Data:
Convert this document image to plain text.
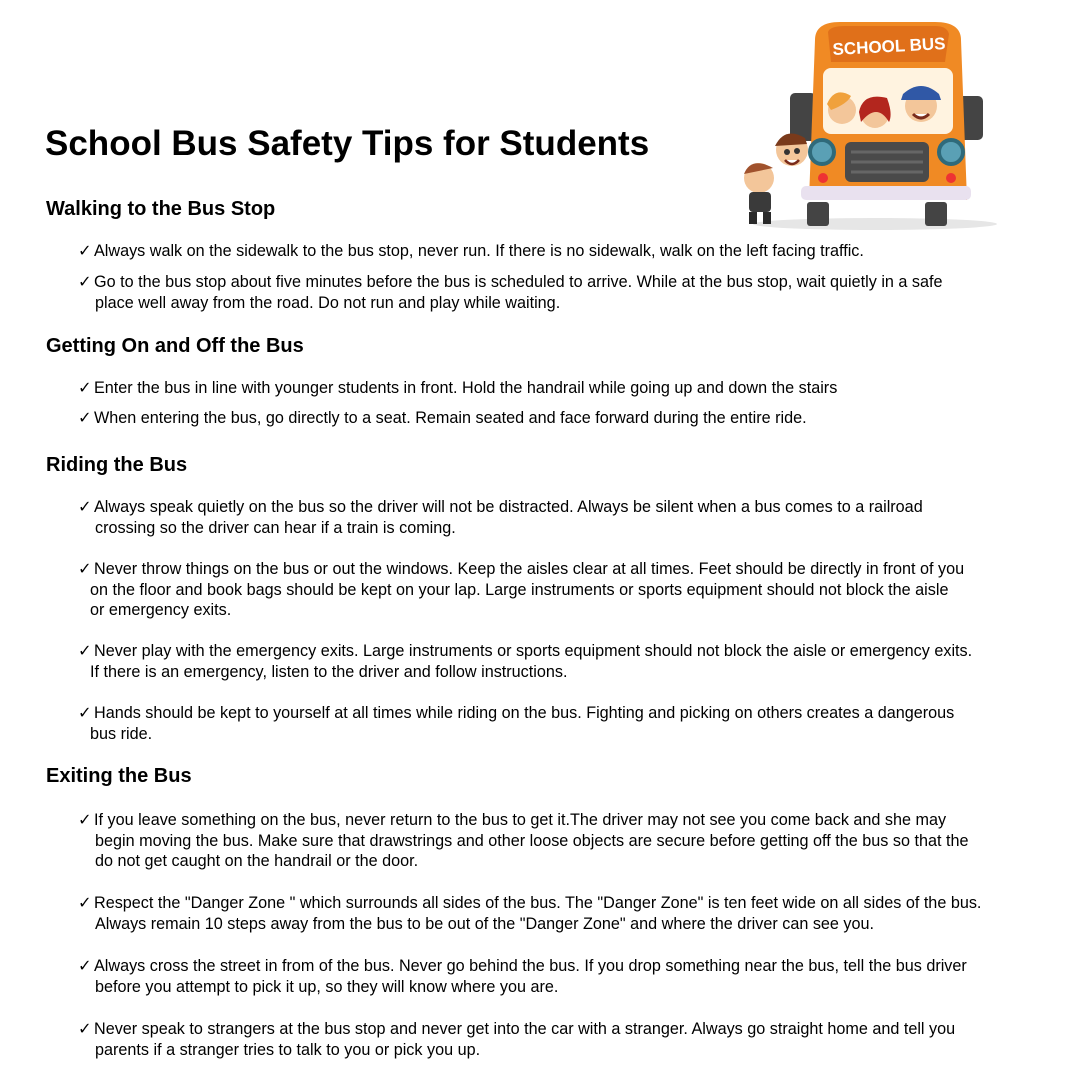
School Bus Safety Tips for Students
SCHOOL BUS
Walking to the Bus Stop
✓ Always walk on the sidewalk to the bus stop, never run. If there is no sidewalk, walk on the left facing traffic.
✓ Go to the bus stop about five minutes before the bus is scheduled to arrive. While at the bus stop, wait quietly in a safe
place well away from the road. Do not run and play while waiting.
Getting On and Off the Bus
✓ Enter the bus in line with younger students in front. Hold the handrail while going up and down the stairs
✓ When entering the bus, go directly to a seat. Remain seated and face forward during the entire ride.
Riding the Bus
✓ Always speak quietly on the bus so the driver will not be distracted. Always be silent when a bus comes to a railroad
crossing so the driver can hear if a train is coming.
✓ Never throw things on the bus or out the windows. Keep the aisles clear at all times. Feet should be directly in front of you
on the floor and book bags should be kept on your lap. Large instruments or sports equipment should not block the aisle
or emergency exits.
✓ Never play with the emergency exits. Large instruments or sports equipment should not block the aisle or emergency exits.
If there is an emergency, listen to the driver and follow instructions.
✓ Hands should be kept to yourself at all times while riding on the bus. Fighting and picking on others creates a dangerous
bus ride.
Exiting the Bus
✓ If you leave something on the bus, never return to the bus to get it.The driver may not see you come back and she may
begin moving the bus. Make sure that drawstrings and other loose objects are secure before getting off the bus so that the
do not get caught on the handrail or the door.
✓ Respect the "Danger Zone " which surrounds all sides of the bus. The "Danger Zone" is ten feet wide on all sides of the bus.
Always remain 10 steps away from the bus to be out of the "Danger Zone" and where the driver can see you.
✓ Always cross the street in from of the bus. Never go behind the bus. If you drop something near the bus, tell the bus driver
before you attempt to pick it up, so they will know where you are.
✓ Never speak to strangers at the bus stop and never get into the car with a stranger. Always go straight home and tell you
parents if a stranger tries to talk to you or pick you up.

What this task involves: In this exercise, set down all of the data exactly, without the pictures.

Correct answer:
Convert this document image to plain text.
School Bus Safety Tips for Students
SCHOOL BUS
Walking to the Bus Stop
✓ Always walk on the sidewalk to the bus stop, never run. If there is no sidewalk, walk on the left facing traffic.
✓ Go to the bus stop about five minutes before the bus is scheduled to arrive. While at the bus stop, wait quietly in a safe
place well away from the road. Do not run and play while waiting.
Getting On and Off the Bus
✓ Enter the bus in line with younger students in front. Hold the handrail while going up and down the stairs
✓ When entering the bus, go directly to a seat. Remain seated and face forward during the entire ride.
Riding the Bus
✓ Always speak quietly on the bus so the driver will not be distracted. Always be silent when a bus comes to a railroad
crossing so the driver can hear if a train is coming.
✓ Never throw things on the bus or out the windows. Keep the aisles clear at all times. Feet should be directly in front of you
on the floor and book bags should be kept on your lap. Large instruments or sports equipment should not block the aisle
or emergency exits.
✓ Never play with the emergency exits. Large instruments or sports equipment should not block the aisle or emergency exits.
If there is an emergency, listen to the driver and follow instructions.
✓ Hands should be kept to yourself at all times while riding on the bus. Fighting and picking on others creates a dangerous
bus ride.
Exiting the Bus
✓ If you leave something on the bus, never return to the bus to get it.The driver may not see you come back and she may
begin moving the bus. Make sure that drawstrings and other loose objects are secure before getting off the bus so that the
do not get caught on the handrail or the door.
✓ Respect the "Danger Zone " which surrounds all sides of the bus. The "Danger Zone" is ten feet wide on all sides of the bus.
Always remain 10 steps away from the bus to be out of the "Danger Zone" and where the driver can see you.
✓ Always cross the street in from of the bus. Never go behind the bus. If you drop something near the bus, tell the bus driver
before you attempt to pick it up, so they will know where you are.
✓ Never speak to strangers at the bus stop and never get into the car with a stranger. Always go straight home and tell you
parents if a stranger tries to talk to you or pick you up.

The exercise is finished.